| SHORT TASK |
Transcribe the records that follow in their entirety, omitting any pictures.

| Dataset entries |
========================

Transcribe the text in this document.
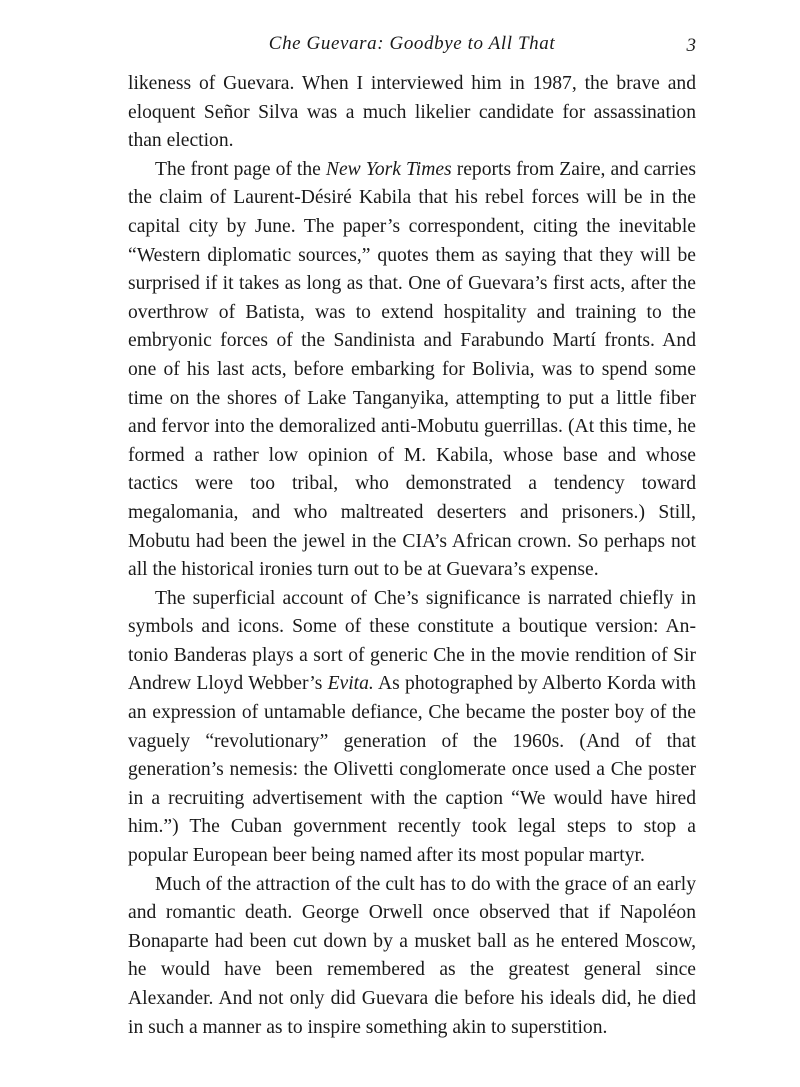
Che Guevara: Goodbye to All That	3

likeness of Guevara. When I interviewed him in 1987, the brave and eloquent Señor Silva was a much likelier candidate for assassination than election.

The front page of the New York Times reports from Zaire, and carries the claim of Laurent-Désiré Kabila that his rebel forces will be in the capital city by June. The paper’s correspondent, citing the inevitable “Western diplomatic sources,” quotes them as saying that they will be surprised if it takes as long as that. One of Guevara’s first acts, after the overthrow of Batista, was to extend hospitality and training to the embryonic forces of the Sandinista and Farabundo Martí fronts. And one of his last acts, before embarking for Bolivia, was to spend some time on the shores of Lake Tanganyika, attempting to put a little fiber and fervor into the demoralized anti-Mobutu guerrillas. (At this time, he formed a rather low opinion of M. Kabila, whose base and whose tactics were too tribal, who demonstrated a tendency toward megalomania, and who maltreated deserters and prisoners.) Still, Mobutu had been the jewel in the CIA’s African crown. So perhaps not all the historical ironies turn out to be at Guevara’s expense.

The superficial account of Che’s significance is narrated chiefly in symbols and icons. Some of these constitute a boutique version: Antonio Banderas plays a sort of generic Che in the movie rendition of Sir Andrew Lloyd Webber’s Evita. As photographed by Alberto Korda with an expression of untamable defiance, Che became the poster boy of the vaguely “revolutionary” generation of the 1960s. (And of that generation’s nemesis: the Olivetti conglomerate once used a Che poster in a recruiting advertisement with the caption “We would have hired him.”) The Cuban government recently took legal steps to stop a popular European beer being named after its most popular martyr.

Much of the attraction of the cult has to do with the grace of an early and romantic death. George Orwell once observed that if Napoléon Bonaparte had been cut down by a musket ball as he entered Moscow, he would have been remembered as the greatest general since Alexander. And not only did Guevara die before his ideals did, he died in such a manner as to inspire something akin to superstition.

========================

| TASK ANSWER |
Transcribe the text in this document.
Che Guevara: Goodbye to All That	3

likeness of Guevara. When I interviewed him in 1987, the brave and eloquent Señor Silva was a much likelier candidate for assassination than election.

The front page of the New York Times reports from Zaire, and carries the claim of Laurent-Désiré Kabila that his rebel forces will be in the capital city by June. The paper’s correspondent, citing the inevitable “Western diplomatic sources,” quotes them as saying that they will be surprised if it takes as long as that. One of Guevara’s first acts, after the overthrow of Batista, was to extend hospitality and training to the embryonic forces of the Sandinista and Farabundo Martí fronts. And one of his last acts, before embarking for Bolivia, was to spend some time on the shores of Lake Tanganyika, attempting to put a little fiber and fervor into the demoralized anti-Mobutu guerrillas. (At this time, he formed a rather low opinion of M. Kabila, whose base and whose tactics were too tribal, who demonstrated a tendency toward megalomania, and who maltreated deserters and prisoners.) Still, Mobutu had been the jewel in the CIA’s African crown. So perhaps not all the historical ironies turn out to be at Guevara’s expense.

The superficial account of Che’s significance is narrated chiefly in symbols and icons. Some of these constitute a boutique version: Antonio Banderas plays a sort of generic Che in the movie rendition of Sir Andrew Lloyd Webber’s Evita. As photographed by Alberto Korda with an expression of untamable defiance, Che became the poster boy of the vaguely “revolutionary” generation of the 1960s. (And of that generation’s nemesis: the Olivetti conglomerate once used a Che poster in a recruiting advertisement with the caption “We would have hired him.”) The Cuban government recently took legal steps to stop a popular European beer being named after its most popular martyr.

Much of the attraction of the cult has to do with the grace of an early and romantic death. George Orwell once observed that if Napoléon Bonaparte had been cut down by a musket ball as he entered Moscow, he would have been remembered as the greatest general since Alexander. And not only did Guevara die before his ideals did, he died in such a manner as to inspire something akin to superstition.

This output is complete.